## START RECORDED DATA
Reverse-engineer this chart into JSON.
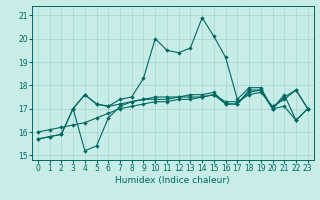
{
  "xlabel": "Humidex (Indice chaleur)",
  "xlim": [
    -0.5,
    23.5
  ],
  "ylim": [
    14.8,
    21.4
  ],
  "xticks": [
    0,
    1,
    2,
    3,
    4,
    5,
    6,
    7,
    8,
    9,
    10,
    11,
    12,
    13,
    14,
    15,
    16,
    17,
    18,
    19,
    20,
    21,
    22,
    23
  ],
  "yticks": [
    15,
    16,
    17,
    18,
    19,
    20,
    21
  ],
  "bg_color": "#c8ece8",
  "grid_color": "#a8d4d0",
  "line_color": "#006860",
  "lines": [
    {
      "x": [
        0,
        1,
        2,
        3,
        4,
        5,
        6,
        7,
        8,
        9,
        10,
        11,
        12,
        13,
        14,
        15,
        16,
        17,
        18,
        19,
        20,
        21,
        22,
        23
      ],
      "y": [
        15.7,
        15.8,
        15.9,
        17.0,
        17.6,
        17.2,
        17.1,
        17.4,
        17.5,
        18.3,
        20.0,
        19.5,
        19.4,
        19.6,
        20.9,
        20.1,
        19.2,
        17.4,
        17.9,
        17.9,
        17.0,
        17.6,
        16.5,
        17.0
      ]
    },
    {
      "x": [
        0,
        1,
        2,
        3,
        4,
        5,
        6,
        7,
        8,
        9,
        10,
        11,
        12,
        13,
        14,
        15,
        16,
        17,
        18,
        19,
        20,
        21,
        22,
        23
      ],
      "y": [
        15.7,
        15.8,
        15.9,
        17.0,
        15.2,
        15.4,
        16.6,
        17.1,
        17.3,
        17.4,
        17.5,
        17.5,
        17.5,
        17.6,
        17.6,
        17.7,
        17.2,
        17.2,
        17.8,
        17.8,
        17.0,
        17.1,
        16.5,
        17.0
      ]
    },
    {
      "x": [
        0,
        1,
        2,
        3,
        4,
        5,
        6,
        7,
        8,
        9,
        10,
        11,
        12,
        13,
        14,
        15,
        16,
        17,
        18,
        19,
        20,
        21,
        22,
        23
      ],
      "y": [
        16.0,
        16.1,
        16.2,
        16.3,
        16.4,
        16.6,
        16.8,
        17.0,
        17.1,
        17.2,
        17.3,
        17.3,
        17.4,
        17.4,
        17.5,
        17.6,
        17.3,
        17.3,
        17.6,
        17.7,
        17.1,
        17.4,
        17.8,
        17.0
      ]
    },
    {
      "x": [
        3,
        4,
        5,
        6,
        7,
        8,
        9,
        10,
        11,
        12,
        13,
        14,
        15,
        16,
        17,
        18,
        19,
        20,
        21,
        22,
        23
      ],
      "y": [
        17.0,
        17.6,
        17.2,
        17.1,
        17.2,
        17.3,
        17.4,
        17.4,
        17.4,
        17.5,
        17.5,
        17.5,
        17.6,
        17.2,
        17.2,
        17.7,
        17.8,
        17.0,
        17.5,
        17.8,
        17.0
      ]
    }
  ]
}
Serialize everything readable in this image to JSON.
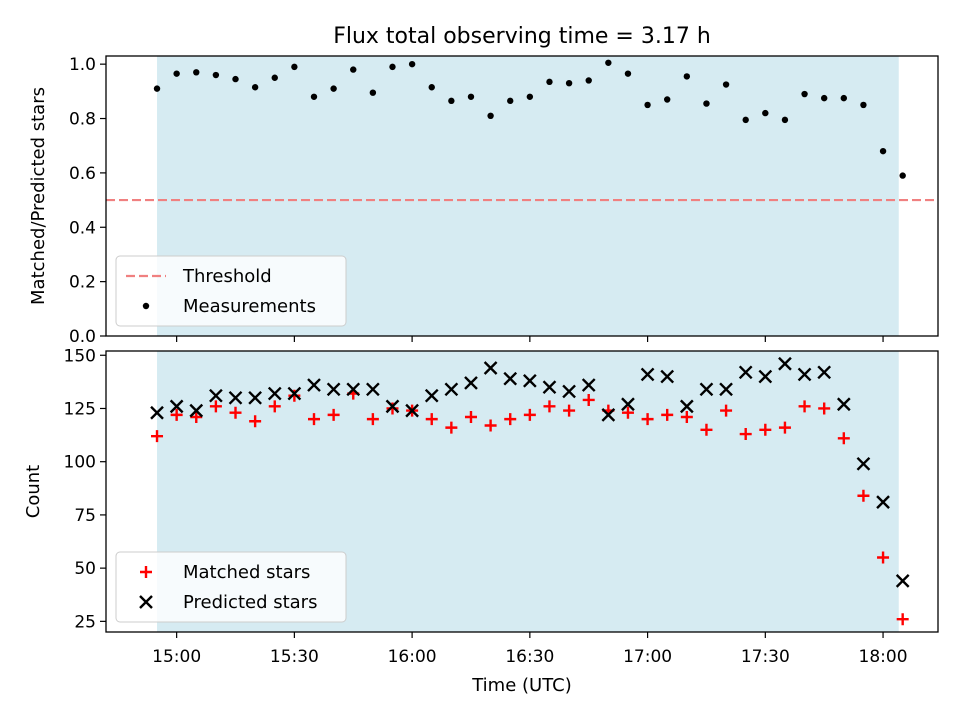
{
  "title": "Flux total observing time = 3.17 h",
  "colors": {
    "span": "#add8e6",
    "threshold": "#f08080",
    "measurement": "#000000",
    "matched": "#ff0000",
    "predicted": "#000000"
  },
  "chart_data": [
    {
      "type": "scatter",
      "ylabel": "Matched/Predicted stars",
      "ylim": [
        0,
        1.03
      ],
      "yticks": [
        0.0,
        0.2,
        0.4,
        0.6,
        0.8,
        1.0
      ],
      "ytick_labels": [
        "0.0",
        "0.2",
        "0.4",
        "0.6",
        "0.8",
        "1.0"
      ],
      "shaded_span": [
        "14:55",
        "18:04"
      ],
      "legend": {
        "position": "lower-left",
        "entries": [
          {
            "label": "Threshold",
            "marker": "dashed-line"
          },
          {
            "label": "Measurements",
            "marker": "dot"
          }
        ]
      },
      "threshold": 0.5,
      "series": [
        {
          "name": "Measurements",
          "x": [
            "14:55",
            "15:00",
            "15:05",
            "15:10",
            "15:15",
            "15:20",
            "15:25",
            "15:30",
            "15:35",
            "15:40",
            "15:45",
            "15:50",
            "15:55",
            "16:00",
            "16:05",
            "16:10",
            "16:15",
            "16:20",
            "16:25",
            "16:30",
            "16:35",
            "16:40",
            "16:45",
            "16:50",
            "16:55",
            "17:00",
            "17:05",
            "17:10",
            "17:15",
            "17:20",
            "17:25",
            "17:30",
            "17:35",
            "17:40",
            "17:45",
            "17:50",
            "17:55",
            "18:00",
            "18:05"
          ],
          "y": [
            0.91,
            0.965,
            0.97,
            0.96,
            0.945,
            0.915,
            0.95,
            0.99,
            0.88,
            0.91,
            0.98,
            0.895,
            0.99,
            1.0,
            0.915,
            0.865,
            0.88,
            0.81,
            0.865,
            0.88,
            0.935,
            0.93,
            0.94,
            1.005,
            0.965,
            0.85,
            0.87,
            0.955,
            0.855,
            0.925,
            0.795,
            0.82,
            0.795,
            0.89,
            0.875,
            0.875,
            0.85,
            0.68,
            0.59
          ]
        }
      ]
    },
    {
      "type": "scatter",
      "xlabel": "Time (UTC)",
      "ylabel": "Count",
      "ylim": [
        20,
        152
      ],
      "yticks": [
        25,
        50,
        75,
        100,
        125,
        150
      ],
      "ytick_labels": [
        "25",
        "50",
        "75",
        "100",
        "125",
        "150"
      ],
      "xticks": [
        "15:00",
        "15:30",
        "16:00",
        "16:30",
        "17:00",
        "17:30",
        "18:00"
      ],
      "shaded_span": [
        "14:55",
        "18:04"
      ],
      "legend": {
        "position": "lower-left",
        "entries": [
          {
            "label": "Matched stars",
            "marker": "plus"
          },
          {
            "label": "Predicted stars",
            "marker": "x"
          }
        ]
      },
      "series": [
        {
          "name": "Matched stars",
          "x": [
            "14:55",
            "15:00",
            "15:05",
            "15:10",
            "15:15",
            "15:20",
            "15:25",
            "15:30",
            "15:35",
            "15:40",
            "15:45",
            "15:50",
            "15:55",
            "16:00",
            "16:05",
            "16:10",
            "16:15",
            "16:20",
            "16:25",
            "16:30",
            "16:35",
            "16:40",
            "16:45",
            "16:50",
            "16:55",
            "17:00",
            "17:05",
            "17:10",
            "17:15",
            "17:20",
            "17:25",
            "17:30",
            "17:35",
            "17:40",
            "17:45",
            "17:50",
            "17:55",
            "18:00",
            "18:05"
          ],
          "y": [
            112,
            122,
            121,
            126,
            123,
            119,
            126,
            131,
            120,
            122,
            132,
            120,
            125,
            124,
            120,
            116,
            121,
            117,
            120,
            122,
            126,
            124,
            129,
            124,
            123,
            120,
            122,
            121,
            115,
            124,
            113,
            115,
            116,
            126,
            125,
            111,
            84,
            55,
            26
          ]
        },
        {
          "name": "Predicted stars",
          "x": [
            "14:55",
            "15:00",
            "15:05",
            "15:10",
            "15:15",
            "15:20",
            "15:25",
            "15:30",
            "15:35",
            "15:40",
            "15:45",
            "15:50",
            "15:55",
            "16:00",
            "16:05",
            "16:10",
            "16:15",
            "16:20",
            "16:25",
            "16:30",
            "16:35",
            "16:40",
            "16:45",
            "16:50",
            "16:55",
            "17:00",
            "17:05",
            "17:10",
            "17:15",
            "17:20",
            "17:25",
            "17:30",
            "17:35",
            "17:40",
            "17:45",
            "17:50",
            "17:55",
            "18:00",
            "18:05"
          ],
          "y": [
            123,
            126,
            124,
            131,
            130,
            130,
            132,
            132,
            136,
            134,
            134,
            134,
            126,
            124,
            131,
            134,
            137,
            144,
            139,
            138,
            135,
            133,
            136,
            122,
            127,
            141,
            140,
            126,
            134,
            134,
            142,
            140,
            146,
            141,
            142,
            127,
            99,
            81,
            44
          ]
        }
      ]
    }
  ]
}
## END RECORDED DATA
WHAT TO PRODUCE: Identify all lines where the word "xlabel" shows up. Copy them.

OUTPUT FOR THIS TASK:
  "xlabel": "Humidex (Indice chaleur)",
      "xlabel": "Time (UTC)",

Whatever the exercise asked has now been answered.